# WHAT NEEDS TO BE DONE:
Repeat the records exactly. Every line must match.

==== DATA SUPPLIED ====

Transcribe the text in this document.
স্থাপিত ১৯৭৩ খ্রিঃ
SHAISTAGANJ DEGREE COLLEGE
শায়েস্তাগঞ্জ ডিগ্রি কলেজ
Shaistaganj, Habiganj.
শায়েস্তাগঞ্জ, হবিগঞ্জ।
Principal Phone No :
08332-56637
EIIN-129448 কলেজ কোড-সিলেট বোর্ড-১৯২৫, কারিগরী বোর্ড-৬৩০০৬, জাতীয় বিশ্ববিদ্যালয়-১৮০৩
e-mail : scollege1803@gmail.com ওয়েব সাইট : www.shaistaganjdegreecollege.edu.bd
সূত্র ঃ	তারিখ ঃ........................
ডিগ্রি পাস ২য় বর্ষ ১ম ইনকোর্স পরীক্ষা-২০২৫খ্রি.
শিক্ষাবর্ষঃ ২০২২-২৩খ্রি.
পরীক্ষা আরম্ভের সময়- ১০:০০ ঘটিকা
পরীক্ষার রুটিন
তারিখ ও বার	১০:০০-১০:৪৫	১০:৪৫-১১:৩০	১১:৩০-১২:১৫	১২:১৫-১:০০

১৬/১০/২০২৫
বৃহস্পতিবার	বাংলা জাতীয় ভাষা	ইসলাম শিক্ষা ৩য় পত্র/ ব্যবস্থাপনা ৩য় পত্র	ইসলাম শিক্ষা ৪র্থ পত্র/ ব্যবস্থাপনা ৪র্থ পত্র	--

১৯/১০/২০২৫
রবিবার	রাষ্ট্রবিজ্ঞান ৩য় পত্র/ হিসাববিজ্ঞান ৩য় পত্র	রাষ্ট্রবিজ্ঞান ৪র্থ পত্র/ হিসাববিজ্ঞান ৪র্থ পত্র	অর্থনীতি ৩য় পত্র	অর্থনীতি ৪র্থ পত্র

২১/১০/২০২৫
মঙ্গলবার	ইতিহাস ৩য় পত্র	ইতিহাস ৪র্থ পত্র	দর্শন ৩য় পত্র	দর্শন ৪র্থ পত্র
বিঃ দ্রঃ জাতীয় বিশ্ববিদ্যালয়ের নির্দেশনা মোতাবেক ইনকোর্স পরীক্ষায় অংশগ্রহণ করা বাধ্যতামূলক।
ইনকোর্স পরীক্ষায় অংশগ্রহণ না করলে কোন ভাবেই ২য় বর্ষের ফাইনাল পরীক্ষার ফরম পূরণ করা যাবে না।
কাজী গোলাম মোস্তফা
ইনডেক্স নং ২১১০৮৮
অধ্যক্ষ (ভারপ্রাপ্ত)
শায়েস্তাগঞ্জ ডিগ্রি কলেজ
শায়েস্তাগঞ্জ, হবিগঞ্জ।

====

# EXERCISE SOLUTION:
Transcribe the text in this document.
স্থাপিত ১৯৭৩ খ্রিঃ
SHAISTAGANJ DEGREE COLLEGE
শায়েস্তাগঞ্জ ডিগ্রি কলেজ
Shaistaganj, Habiganj.
শায়েস্তাগঞ্জ, হবিগঞ্জ।
Principal Phone No :
08332-56637
EIIN-129448 কলেজ কোড-সিলেট বোর্ড-১৯২৫, কারিগরী বোর্ড-৬৩০০৬, জাতীয় বিশ্ববিদ্যালয়-১৮০৩
e-mail : scollege1803@gmail.com ওয়েব সাইট : www.shaistaganjdegreecollege.edu.bd
সূত্র ঃ	তারিখ ঃ........................
ডিগ্রি পাস ২য় বর্ষ ১ম ইনকোর্স পরীক্ষা-২০২৫খ্রি.
শিক্ষাবর্ষঃ ২০২২-২৩খ্রি.
পরীক্ষা আরম্ভের সময়- ১০:০০ ঘটিকা
পরীক্ষার রুটিন
তারিখ ও বার	১০:০০-১০:৪৫	১০:৪৫-১১:৩০	১১:৩০-১২:১৫	১২:১৫-১:০০

১৬/১০/২০২৫
বৃহস্পতিবার	বাংলা জাতীয় ভাষা	ইসলাম শিক্ষা ৩য় পত্র/ ব্যবস্থাপনা ৩য় পত্র	ইসলাম শিক্ষা ৪র্থ পত্র/ ব্যবস্থাপনা ৪র্থ পত্র	--

১৯/১০/২০২৫
রবিবার	রাষ্ট্রবিজ্ঞান ৩য় পত্র/ হিসাববিজ্ঞান ৩য় পত্র	রাষ্ট্রবিজ্ঞান ৪র্থ পত্র/ হিসাববিজ্ঞান ৪র্থ পত্র	অর্থনীতি ৩য় পত্র	অর্থনীতি ৪র্থ পত্র

২১/১০/২০২৫
মঙ্গলবার	ইতিহাস ৩য় পত্র	ইতিহাস ৪র্থ পত্র	দর্শন ৩য় পত্র	দর্শন ৪র্থ পত্র
বিঃ দ্রঃ জাতীয় বিশ্ববিদ্যালয়ের নির্দেশনা মোতাবেক ইনকোর্স পরীক্ষায় অংশগ্রহণ করা বাধ্যতামূলক।
ইনকোর্স পরীক্ষায় অংশগ্রহণ না করলে কোন ভাবেই ২য় বর্ষের ফাইনাল পরীক্ষার ফরম পূরণ করা যাবে না।
কাজী গোলাম মোস্তফা
ইনডেক্স নং ২১১০৮৮
অধ্যক্ষ (ভারপ্রাপ্ত)
শায়েস্তাগঞ্জ ডিগ্রি কলেজ
শায়েস্তাগঞ্জ, হবিগঞ্জ।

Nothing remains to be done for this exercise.